Pull every line of the entries that has the word "Administration".

Collected data
^^^^
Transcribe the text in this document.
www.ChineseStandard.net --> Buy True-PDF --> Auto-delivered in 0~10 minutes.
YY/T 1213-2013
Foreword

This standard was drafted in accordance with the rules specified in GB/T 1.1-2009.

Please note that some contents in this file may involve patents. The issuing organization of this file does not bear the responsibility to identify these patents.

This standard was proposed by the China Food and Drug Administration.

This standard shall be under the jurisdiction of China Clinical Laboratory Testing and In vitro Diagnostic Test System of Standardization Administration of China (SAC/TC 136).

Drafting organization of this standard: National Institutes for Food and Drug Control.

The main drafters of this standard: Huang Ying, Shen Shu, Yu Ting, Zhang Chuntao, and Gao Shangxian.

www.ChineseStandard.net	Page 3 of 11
^^^^
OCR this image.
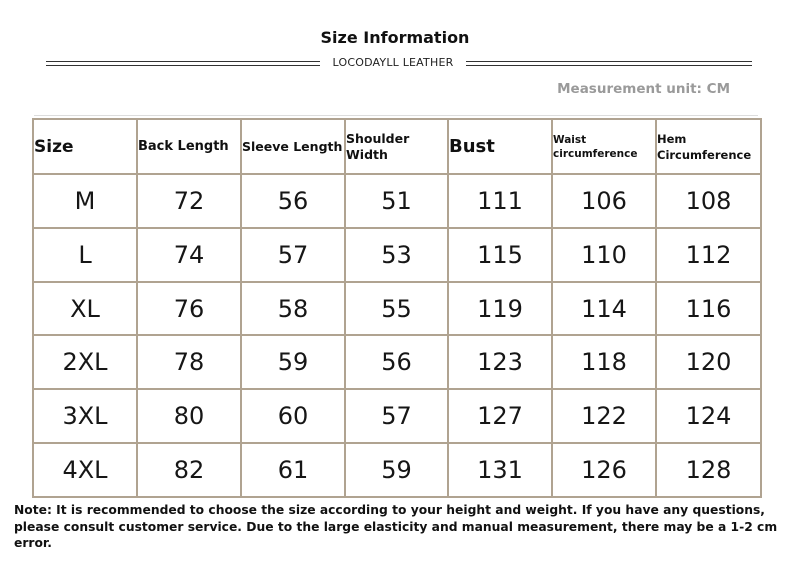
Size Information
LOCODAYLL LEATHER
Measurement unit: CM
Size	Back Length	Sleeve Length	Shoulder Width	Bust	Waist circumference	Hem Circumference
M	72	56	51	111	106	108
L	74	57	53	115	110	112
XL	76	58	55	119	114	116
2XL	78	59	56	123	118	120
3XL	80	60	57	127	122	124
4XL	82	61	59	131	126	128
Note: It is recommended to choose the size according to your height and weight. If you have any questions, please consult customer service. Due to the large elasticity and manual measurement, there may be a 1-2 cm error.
^^^^
> [ANSWER TO THE EXERCISE]
This standard was proposed by the China Food and Drug Administration.
This standard shall be under the jurisdiction of China Clinical Laboratory Testing and In vitro Diagnostic Test System of Standardization Administration of China (SAC/TC 136).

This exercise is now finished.